__The records__
■ ■ ■ ■ ■ ■ ■
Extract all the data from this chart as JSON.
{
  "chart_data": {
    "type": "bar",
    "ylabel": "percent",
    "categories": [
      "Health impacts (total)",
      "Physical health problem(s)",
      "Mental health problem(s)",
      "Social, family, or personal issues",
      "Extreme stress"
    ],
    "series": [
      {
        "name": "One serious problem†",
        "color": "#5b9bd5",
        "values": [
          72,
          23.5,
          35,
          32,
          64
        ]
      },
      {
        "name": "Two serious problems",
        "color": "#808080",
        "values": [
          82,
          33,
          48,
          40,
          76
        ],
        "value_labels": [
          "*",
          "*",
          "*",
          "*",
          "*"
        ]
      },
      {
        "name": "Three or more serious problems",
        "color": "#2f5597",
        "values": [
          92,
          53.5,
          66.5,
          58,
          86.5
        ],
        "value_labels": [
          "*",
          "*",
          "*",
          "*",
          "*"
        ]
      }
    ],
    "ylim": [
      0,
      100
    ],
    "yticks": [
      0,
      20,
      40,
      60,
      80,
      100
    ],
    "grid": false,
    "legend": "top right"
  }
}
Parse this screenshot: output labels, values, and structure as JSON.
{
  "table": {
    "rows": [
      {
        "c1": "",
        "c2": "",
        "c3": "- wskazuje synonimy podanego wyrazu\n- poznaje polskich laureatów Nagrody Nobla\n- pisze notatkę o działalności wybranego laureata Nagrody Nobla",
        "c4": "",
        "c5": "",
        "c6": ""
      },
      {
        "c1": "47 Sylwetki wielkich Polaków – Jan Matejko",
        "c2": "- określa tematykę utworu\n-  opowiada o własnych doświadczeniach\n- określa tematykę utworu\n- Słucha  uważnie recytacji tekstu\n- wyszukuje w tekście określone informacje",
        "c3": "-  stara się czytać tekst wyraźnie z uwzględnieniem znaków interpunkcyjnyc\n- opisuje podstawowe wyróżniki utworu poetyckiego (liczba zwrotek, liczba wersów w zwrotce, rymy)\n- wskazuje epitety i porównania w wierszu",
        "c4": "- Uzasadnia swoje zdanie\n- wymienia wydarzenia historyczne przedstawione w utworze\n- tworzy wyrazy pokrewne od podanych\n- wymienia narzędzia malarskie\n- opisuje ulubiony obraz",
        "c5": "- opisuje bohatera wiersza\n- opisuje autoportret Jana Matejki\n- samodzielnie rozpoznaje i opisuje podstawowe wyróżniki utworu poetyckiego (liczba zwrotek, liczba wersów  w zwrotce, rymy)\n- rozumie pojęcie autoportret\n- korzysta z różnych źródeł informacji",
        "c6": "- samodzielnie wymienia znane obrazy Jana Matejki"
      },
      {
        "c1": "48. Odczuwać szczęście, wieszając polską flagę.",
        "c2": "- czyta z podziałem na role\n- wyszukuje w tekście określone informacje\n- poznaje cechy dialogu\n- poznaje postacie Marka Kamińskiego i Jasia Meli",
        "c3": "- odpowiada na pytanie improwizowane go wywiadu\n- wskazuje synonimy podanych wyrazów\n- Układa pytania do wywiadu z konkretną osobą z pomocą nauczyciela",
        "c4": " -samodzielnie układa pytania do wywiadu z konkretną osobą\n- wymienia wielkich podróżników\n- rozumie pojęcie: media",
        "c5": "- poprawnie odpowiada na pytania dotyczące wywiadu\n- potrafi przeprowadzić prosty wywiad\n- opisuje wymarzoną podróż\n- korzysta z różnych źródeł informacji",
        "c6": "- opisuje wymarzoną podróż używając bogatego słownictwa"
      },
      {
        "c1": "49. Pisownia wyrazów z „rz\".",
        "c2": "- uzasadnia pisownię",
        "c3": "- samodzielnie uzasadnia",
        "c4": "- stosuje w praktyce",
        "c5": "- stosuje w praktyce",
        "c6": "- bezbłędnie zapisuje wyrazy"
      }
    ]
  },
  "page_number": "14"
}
■ ■ ■ ■ ■ ■ ■
__Objective__
Transcribe each record exactly. Leave nothing out.

__Solution for this problem__
Extract all the data from this chart as JSON.
{
  "chart_data": {
    "type": "bar",
    "ylabel": "percent",
    "categories": [
      "Health impacts (total)",
      "Physical health problem(s)",
      "Mental health problem(s)",
      "Social, family, or personal issues",
      "Extreme stress"
    ],
    "series": [
      {
        "name": "One serious problem†",
        "color": "#5b9bd5",
        "values": [
          72,
          23.5,
          35,
          32,
          64
        ]
      },
      {
        "name": "Two serious problems",
        "color": "#808080",
        "values": [
          82,
          33,
          48,
          40,
          76
        ],
        "value_labels": [
          "*",
          "*",
          "*",
          "*",
          "*"
        ]
      },
      {
        "name": "Three or more serious problems",
        "color": "#2f5597",
        "values": [
          92,
          53.5,
          66.5,
          58,
          86.5
        ],
        "value_labels": [
          "*",
          "*",
          "*",
          "*",
          "*"
        ]
      }
    ],
    "ylim": [
      0,
      100
    ],
    "yticks": [
      0,
      20,
      40,
      60,
      80,
      100
    ],
    "grid": false,
    "legend": "top right"
  }
}
Parse this screenshot: output labels, values, and structure as JSON.
{
  "table": {
    "rows": [
      {
        "c1": "",
        "c2": "",
        "c3": "- wskazuje synonimy podanego wyrazu\n- poznaje polskich laureatów Nagrody Nobla\n- pisze notatkę o działalności wybranego laureata Nagrody Nobla",
        "c4": "",
        "c5": "",
        "c6": ""
      },
      {
        "c1": "47 Sylwetki wielkich Polaków – Jan Matejko",
        "c2": "- określa tematykę utworu\n-  opowiada o własnych doświadczeniach\n- określa tematykę utworu\n- Słucha  uważnie recytacji tekstu\n- wyszukuje w tekście określone informacje",
        "c3": "-  stara się czytać tekst wyraźnie z uwzględnieniem znaków interpunkcyjnyc\n- opisuje podstawowe wyróżniki utworu poetyckiego (liczba zwrotek, liczba wersów w zwrotce, rymy)\n- wskazuje epitety i porównania w wierszu",
        "c4": "- Uzasadnia swoje zdanie\n- wymienia wydarzenia historyczne przedstawione w utworze\n- tworzy wyrazy pokrewne od podanych\n- wymienia narzędzia malarskie\n- opisuje ulubiony obraz",
        "c5": "- opisuje bohatera wiersza\n- opisuje autoportret Jana Matejki\n- samodzielnie rozpoznaje i opisuje podstawowe wyróżniki utworu poetyckiego (liczba zwrotek, liczba wersów  w zwrotce, rymy)\n- rozumie pojęcie autoportret\n- korzysta z różnych źródeł informacji",
        "c6": "- samodzielnie wymienia znane obrazy Jana Matejki"
      },
      {
        "c1": "48. Odczuwać szczęście, wieszając polską flagę.",
        "c2": "- czyta z podziałem na role\n- wyszukuje w tekście określone informacje\n- poznaje cechy dialogu\n- poznaje postacie Marka Kamińskiego i Jasia Meli",
        "c3": "- odpowiada na pytanie improwizowane go wywiadu\n- wskazuje synonimy podanych wyrazów\n- Układa pytania do wywiadu z konkretną osobą z pomocą nauczyciela",
        "c4": " -samodzielnie układa pytania do wywiadu z konkretną osobą\n- wymienia wielkich podróżników\n- rozumie pojęcie: media",
        "c5": "- poprawnie odpowiada na pytania dotyczące wywiadu\n- potrafi przeprowadzić prosty wywiad\n- opisuje wymarzoną podróż\n- korzysta z różnych źródeł informacji",
        "c6": "- opisuje wymarzoną podróż używając bogatego słownictwa"
      },
      {
        "c1": "49. Pisownia wyrazów z „rz\".",
        "c2": "- uzasadnia pisownię",
        "c3": "- samodzielnie uzasadnia",
        "c4": "- stosuje w praktyce",
        "c5": "- stosuje w praktyce",
        "c6": "- bezbłędnie zapisuje wyrazy"
      }
    ]
  },
  "page_number": "14"
}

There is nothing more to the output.